__Short problem__. Extract all lines that hold the string "annotation".

__Supplied material__.
=======

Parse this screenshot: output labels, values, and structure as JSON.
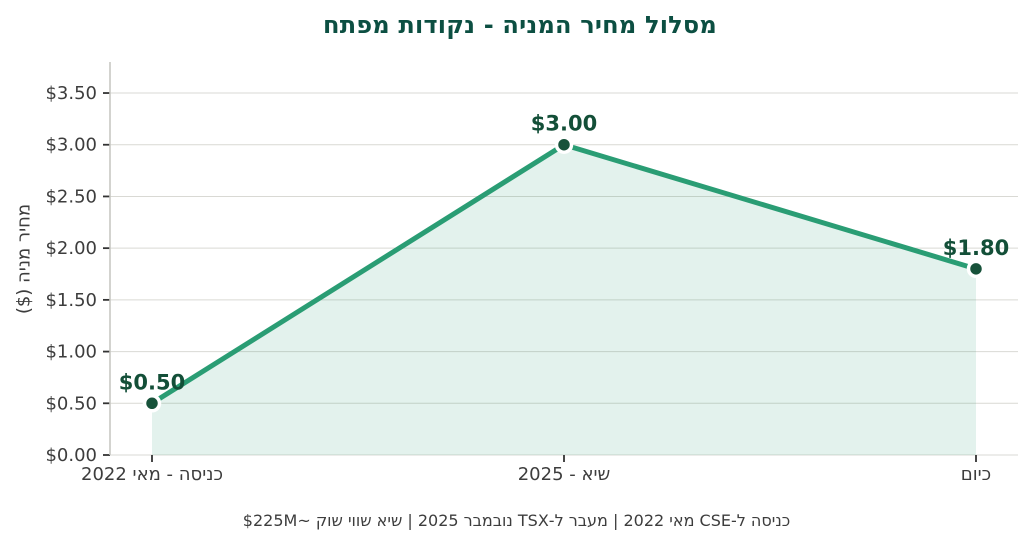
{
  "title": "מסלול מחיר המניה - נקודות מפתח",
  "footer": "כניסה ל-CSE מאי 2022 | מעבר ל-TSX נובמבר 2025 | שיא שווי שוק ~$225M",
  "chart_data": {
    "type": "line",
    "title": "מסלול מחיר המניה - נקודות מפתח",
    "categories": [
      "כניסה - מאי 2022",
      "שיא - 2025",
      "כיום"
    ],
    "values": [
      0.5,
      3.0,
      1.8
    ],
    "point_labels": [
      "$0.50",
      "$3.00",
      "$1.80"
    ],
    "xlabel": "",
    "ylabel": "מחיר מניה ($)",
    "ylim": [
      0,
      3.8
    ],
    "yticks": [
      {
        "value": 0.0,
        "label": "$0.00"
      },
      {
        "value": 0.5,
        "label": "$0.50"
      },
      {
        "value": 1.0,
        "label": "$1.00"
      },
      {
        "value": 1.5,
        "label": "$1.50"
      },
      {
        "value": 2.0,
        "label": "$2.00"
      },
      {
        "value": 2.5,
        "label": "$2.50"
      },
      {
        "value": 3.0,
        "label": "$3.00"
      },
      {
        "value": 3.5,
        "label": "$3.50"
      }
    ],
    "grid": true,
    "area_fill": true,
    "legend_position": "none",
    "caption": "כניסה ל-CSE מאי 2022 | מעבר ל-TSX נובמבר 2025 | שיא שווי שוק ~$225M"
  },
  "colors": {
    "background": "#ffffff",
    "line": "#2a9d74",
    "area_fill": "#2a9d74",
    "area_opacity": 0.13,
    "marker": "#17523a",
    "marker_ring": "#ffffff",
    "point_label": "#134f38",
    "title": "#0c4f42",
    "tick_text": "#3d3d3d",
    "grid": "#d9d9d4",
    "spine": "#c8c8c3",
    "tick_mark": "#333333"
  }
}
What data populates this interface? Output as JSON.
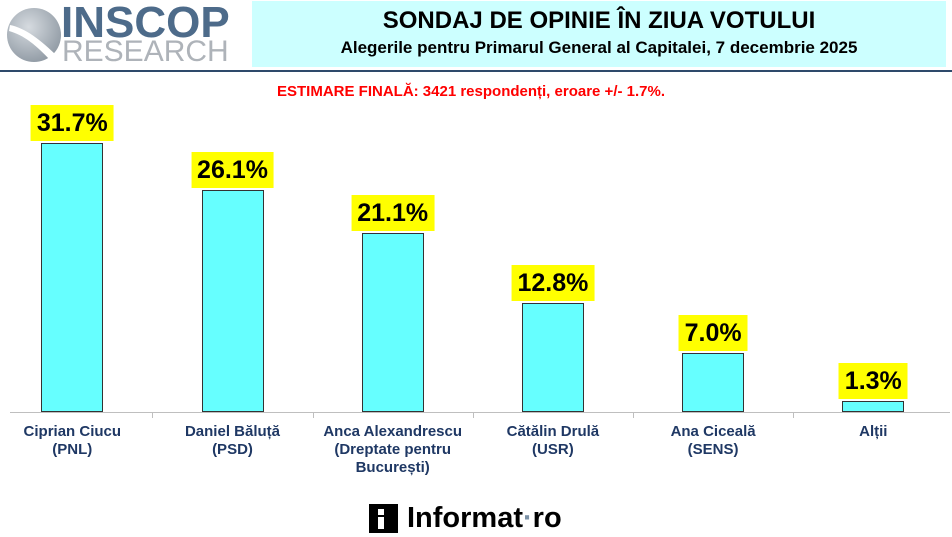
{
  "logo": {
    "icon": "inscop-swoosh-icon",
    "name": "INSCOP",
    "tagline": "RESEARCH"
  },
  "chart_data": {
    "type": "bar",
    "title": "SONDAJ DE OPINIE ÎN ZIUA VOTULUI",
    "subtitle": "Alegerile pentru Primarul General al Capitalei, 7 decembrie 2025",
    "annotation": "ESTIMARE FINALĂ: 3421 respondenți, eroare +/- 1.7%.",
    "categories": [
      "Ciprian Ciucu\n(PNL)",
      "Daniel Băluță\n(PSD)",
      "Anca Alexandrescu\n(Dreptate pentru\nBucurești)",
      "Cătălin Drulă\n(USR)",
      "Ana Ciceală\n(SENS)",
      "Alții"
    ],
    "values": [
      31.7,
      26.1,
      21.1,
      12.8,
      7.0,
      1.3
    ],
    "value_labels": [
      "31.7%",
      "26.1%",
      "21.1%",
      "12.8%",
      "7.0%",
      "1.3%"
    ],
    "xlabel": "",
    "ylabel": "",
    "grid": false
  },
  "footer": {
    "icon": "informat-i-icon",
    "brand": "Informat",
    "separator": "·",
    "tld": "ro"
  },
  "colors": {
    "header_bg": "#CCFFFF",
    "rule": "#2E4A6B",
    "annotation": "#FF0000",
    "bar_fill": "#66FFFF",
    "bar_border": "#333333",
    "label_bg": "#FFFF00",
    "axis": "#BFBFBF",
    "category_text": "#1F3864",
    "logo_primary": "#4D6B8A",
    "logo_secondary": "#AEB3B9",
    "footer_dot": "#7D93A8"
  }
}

=======

__Response to the task__.
    "annotation": "ESTIMARE FINALĂ: 3421 respondenți, eroare +/- 1.7%.",
    "annotation": "#FF0000",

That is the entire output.